Collect all lines from the records below that include the word "source".

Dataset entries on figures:
○ ○ ○ ○ ○ ○ ○

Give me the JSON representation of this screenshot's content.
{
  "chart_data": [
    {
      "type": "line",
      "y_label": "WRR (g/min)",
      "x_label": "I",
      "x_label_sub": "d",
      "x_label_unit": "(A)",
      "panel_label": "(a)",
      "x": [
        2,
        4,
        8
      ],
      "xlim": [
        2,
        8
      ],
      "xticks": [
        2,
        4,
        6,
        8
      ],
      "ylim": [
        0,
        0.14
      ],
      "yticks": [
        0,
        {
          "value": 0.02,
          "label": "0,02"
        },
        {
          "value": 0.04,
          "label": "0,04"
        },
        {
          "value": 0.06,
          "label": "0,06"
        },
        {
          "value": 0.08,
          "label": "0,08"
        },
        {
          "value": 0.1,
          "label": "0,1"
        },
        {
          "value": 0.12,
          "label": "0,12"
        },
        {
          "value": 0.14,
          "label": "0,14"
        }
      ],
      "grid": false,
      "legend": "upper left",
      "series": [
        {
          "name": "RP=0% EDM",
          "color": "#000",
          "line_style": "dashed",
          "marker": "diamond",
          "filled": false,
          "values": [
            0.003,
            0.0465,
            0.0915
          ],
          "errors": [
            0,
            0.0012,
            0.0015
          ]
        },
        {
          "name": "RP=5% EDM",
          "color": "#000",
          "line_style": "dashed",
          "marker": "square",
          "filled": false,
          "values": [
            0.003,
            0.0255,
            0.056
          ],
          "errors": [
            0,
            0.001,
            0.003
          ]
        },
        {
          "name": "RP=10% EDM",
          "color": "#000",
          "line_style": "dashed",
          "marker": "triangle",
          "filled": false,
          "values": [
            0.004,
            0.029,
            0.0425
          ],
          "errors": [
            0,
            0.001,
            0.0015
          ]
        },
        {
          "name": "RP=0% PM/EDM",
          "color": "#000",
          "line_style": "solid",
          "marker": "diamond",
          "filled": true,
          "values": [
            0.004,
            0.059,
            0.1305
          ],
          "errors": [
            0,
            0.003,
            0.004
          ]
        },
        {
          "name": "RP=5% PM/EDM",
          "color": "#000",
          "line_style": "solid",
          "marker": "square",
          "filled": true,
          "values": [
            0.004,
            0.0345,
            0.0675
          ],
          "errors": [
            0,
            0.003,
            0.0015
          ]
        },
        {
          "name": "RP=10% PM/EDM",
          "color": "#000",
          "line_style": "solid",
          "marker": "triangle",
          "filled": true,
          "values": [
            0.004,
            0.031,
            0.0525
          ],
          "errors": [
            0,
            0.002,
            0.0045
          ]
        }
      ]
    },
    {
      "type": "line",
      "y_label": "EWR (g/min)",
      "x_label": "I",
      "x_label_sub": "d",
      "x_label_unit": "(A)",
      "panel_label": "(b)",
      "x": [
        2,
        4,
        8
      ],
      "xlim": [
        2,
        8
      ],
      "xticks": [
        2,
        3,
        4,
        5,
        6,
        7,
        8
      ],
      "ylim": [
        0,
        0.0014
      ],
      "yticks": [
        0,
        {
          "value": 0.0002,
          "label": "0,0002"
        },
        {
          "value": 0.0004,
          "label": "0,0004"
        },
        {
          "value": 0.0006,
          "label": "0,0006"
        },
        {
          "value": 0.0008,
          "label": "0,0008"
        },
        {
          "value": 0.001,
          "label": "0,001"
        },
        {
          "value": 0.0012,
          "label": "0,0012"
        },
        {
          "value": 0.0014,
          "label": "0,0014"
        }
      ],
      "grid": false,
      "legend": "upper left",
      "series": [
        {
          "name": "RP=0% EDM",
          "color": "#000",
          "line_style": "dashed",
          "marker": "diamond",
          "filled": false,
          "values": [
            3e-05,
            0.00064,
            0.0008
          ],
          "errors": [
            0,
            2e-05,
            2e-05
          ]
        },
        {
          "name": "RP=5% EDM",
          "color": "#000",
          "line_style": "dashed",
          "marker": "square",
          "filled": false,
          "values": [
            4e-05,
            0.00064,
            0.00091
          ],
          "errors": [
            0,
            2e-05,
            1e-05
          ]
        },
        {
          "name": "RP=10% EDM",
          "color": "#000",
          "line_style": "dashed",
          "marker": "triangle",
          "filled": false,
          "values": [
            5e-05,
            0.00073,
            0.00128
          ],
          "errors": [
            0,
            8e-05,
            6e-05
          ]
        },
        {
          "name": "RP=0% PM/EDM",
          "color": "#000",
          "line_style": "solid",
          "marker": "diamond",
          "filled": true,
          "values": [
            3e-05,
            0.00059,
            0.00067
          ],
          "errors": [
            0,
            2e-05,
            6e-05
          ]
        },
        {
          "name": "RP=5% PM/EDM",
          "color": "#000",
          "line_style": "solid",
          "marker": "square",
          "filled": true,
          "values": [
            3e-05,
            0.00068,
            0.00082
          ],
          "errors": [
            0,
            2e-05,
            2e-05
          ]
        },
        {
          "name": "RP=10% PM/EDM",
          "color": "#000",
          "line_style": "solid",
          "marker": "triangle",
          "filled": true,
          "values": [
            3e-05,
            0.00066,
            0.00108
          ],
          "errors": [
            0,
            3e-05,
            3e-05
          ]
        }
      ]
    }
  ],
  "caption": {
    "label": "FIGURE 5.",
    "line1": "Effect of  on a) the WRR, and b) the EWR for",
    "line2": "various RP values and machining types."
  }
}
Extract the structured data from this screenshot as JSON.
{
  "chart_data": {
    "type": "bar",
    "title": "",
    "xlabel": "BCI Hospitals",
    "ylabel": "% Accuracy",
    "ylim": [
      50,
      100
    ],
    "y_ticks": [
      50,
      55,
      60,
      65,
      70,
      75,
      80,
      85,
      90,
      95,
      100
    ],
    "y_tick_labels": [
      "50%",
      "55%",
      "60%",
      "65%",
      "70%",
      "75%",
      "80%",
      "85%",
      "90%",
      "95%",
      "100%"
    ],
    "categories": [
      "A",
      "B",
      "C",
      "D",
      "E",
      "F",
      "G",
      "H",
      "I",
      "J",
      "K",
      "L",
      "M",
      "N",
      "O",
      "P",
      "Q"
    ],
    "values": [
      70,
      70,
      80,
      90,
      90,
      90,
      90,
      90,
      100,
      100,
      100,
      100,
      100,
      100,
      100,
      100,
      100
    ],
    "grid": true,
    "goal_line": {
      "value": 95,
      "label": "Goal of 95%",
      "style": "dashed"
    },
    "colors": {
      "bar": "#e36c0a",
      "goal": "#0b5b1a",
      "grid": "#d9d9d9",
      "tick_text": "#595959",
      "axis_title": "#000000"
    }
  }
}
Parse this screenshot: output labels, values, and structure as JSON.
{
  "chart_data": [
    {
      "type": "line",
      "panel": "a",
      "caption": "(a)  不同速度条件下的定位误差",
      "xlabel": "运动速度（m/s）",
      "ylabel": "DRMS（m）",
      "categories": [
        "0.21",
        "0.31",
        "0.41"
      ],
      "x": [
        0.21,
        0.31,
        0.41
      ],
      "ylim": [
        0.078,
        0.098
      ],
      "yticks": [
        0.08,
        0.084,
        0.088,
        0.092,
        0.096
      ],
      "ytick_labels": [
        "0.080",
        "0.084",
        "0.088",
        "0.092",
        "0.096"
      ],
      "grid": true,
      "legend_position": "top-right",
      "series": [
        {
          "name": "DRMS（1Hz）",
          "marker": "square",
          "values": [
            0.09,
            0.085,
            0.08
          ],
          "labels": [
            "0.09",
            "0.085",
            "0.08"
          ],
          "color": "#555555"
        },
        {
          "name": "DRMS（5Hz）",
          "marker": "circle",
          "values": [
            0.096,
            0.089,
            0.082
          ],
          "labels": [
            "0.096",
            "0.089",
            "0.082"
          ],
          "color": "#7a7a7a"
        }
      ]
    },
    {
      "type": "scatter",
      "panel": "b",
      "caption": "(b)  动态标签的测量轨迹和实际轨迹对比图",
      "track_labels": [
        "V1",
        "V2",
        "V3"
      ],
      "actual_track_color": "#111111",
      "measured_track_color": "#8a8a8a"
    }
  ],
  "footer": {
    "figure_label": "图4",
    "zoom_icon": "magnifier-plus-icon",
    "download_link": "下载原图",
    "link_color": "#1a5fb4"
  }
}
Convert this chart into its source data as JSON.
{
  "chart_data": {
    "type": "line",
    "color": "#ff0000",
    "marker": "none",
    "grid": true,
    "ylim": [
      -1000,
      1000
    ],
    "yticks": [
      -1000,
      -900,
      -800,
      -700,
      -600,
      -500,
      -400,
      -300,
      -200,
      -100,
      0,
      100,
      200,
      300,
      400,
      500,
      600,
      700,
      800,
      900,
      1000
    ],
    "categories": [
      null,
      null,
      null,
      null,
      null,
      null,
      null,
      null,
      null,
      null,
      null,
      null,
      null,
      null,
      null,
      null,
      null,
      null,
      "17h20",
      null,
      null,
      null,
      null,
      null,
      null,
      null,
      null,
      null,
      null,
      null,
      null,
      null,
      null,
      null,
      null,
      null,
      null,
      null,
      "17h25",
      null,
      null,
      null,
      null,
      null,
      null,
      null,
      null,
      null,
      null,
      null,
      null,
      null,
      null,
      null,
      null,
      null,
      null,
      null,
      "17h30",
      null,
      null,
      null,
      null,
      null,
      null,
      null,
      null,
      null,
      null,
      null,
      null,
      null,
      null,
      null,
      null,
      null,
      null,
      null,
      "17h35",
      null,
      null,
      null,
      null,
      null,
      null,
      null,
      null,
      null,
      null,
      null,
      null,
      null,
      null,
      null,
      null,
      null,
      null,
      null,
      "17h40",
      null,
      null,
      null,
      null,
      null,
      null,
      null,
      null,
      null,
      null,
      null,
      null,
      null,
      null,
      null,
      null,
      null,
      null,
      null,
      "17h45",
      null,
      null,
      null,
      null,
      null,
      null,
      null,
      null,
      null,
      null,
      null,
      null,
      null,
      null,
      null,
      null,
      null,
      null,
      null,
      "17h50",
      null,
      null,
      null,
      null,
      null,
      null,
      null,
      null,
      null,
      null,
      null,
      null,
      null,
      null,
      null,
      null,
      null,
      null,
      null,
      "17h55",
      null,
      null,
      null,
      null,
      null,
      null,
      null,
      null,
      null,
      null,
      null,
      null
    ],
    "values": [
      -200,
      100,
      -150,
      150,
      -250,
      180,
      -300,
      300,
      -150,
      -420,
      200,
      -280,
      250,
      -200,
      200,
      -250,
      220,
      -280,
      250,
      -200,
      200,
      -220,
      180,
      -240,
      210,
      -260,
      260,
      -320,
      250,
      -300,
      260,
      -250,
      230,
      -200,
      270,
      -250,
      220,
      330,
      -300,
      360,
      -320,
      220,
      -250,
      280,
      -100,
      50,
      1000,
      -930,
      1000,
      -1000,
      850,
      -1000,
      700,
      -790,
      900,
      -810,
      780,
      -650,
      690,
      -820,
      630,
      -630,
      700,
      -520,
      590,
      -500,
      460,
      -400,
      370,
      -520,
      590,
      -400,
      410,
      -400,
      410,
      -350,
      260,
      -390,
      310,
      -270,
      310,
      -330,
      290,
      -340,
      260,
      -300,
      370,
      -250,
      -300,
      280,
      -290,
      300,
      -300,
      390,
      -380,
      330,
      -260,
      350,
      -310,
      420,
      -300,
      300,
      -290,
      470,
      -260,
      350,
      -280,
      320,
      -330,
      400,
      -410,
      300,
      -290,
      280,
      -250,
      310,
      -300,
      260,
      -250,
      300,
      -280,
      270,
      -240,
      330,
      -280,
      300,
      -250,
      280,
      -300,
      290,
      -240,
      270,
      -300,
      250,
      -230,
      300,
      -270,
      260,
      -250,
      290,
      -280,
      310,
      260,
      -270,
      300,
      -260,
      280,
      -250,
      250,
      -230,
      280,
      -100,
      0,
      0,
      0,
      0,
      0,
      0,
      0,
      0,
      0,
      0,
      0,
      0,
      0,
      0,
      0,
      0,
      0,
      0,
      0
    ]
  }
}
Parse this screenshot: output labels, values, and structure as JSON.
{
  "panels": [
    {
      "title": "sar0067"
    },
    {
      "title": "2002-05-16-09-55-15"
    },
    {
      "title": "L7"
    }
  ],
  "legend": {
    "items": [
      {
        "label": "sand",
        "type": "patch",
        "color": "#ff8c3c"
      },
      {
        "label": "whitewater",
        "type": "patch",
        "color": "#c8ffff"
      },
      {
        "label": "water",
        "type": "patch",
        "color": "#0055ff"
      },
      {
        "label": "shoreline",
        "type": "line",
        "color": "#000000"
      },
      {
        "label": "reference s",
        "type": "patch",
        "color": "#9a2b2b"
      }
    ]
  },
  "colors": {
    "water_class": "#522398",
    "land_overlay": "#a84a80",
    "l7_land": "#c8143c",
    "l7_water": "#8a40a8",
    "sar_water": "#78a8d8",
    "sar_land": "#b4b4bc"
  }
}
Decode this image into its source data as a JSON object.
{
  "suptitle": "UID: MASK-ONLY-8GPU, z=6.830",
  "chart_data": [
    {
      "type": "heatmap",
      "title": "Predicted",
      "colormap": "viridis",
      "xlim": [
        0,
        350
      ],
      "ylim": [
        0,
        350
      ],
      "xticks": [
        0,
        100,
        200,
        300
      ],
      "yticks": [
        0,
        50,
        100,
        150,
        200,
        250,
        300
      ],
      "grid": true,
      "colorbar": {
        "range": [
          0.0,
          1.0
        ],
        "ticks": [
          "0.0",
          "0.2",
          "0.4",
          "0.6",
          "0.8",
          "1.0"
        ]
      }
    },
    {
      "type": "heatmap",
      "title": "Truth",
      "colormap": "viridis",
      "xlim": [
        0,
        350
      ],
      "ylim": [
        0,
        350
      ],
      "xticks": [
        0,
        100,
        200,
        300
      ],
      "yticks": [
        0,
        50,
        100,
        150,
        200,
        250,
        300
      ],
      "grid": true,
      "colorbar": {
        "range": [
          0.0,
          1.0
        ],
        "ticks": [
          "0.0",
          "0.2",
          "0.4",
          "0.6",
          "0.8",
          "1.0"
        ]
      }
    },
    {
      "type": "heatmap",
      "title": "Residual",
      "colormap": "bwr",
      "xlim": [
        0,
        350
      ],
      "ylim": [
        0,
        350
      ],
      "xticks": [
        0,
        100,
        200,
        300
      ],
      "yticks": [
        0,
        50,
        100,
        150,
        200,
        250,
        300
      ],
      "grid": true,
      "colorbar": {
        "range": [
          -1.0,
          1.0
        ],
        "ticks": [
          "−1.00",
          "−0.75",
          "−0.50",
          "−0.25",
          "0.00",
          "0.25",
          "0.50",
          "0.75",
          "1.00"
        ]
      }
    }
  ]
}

○ ○ ○ ○ ○ ○ ○

Complete answer
Convert this chart into its source data as JSON.
Decode this image into its source data as a JSON object.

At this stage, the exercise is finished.